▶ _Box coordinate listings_
========================
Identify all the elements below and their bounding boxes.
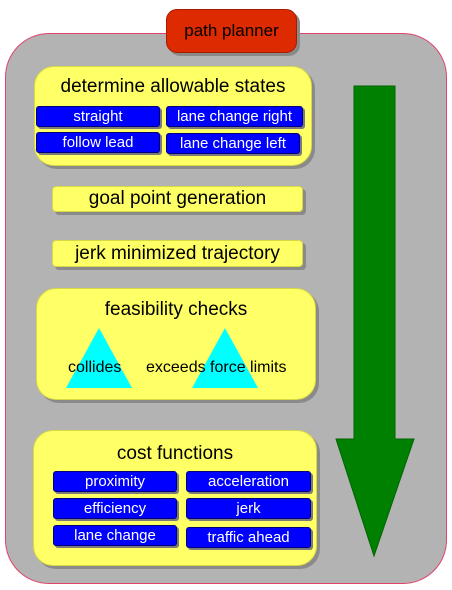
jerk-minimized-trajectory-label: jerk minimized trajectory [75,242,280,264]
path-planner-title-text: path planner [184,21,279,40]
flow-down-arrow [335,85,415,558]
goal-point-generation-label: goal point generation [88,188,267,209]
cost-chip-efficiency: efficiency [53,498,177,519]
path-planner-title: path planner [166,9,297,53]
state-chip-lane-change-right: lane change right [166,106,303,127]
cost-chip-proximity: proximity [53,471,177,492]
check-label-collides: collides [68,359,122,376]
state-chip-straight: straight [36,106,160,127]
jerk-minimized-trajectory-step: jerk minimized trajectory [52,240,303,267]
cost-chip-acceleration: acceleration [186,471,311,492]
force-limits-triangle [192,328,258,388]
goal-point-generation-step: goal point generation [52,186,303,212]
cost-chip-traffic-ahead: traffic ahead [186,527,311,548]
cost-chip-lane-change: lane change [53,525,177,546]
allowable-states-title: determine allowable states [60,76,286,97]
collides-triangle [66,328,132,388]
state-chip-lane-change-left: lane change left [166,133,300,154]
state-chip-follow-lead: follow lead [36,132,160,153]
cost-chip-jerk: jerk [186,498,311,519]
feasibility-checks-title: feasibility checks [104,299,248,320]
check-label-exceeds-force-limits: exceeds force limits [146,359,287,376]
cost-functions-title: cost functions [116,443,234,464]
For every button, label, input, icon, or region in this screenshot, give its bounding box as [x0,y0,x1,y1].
========================
Put the records between the line containing "jerk-minimized-trajectory-label: jerk minimized" and the line containing "state-chip-straight: straight [36,106,160,127]", both ends included, into a numbered list with blank lines left out.

▶ _TASK RESULT_
1. jerk-minimized-trajectory-label: jerk minimized trajectory [75,242,280,264]
2. path-planner-title-text: path planner [184,21,279,40]
3. flow-down-arrow [335,85,415,558]
4. goal-point-generation-label: goal point generation [88,188,267,209]
5. cost-chip-efficiency: efficiency [53,498,177,519]
6. path-planner-title: path planner [166,9,297,53]
7. state-chip-lane-change-right: lane change right [166,106,303,127]
8. cost-chip-proximity: proximity [53,471,177,492]
9. check-label-collides: collides [68,359,122,376]
10. state-chip-straight: straight [36,106,160,127]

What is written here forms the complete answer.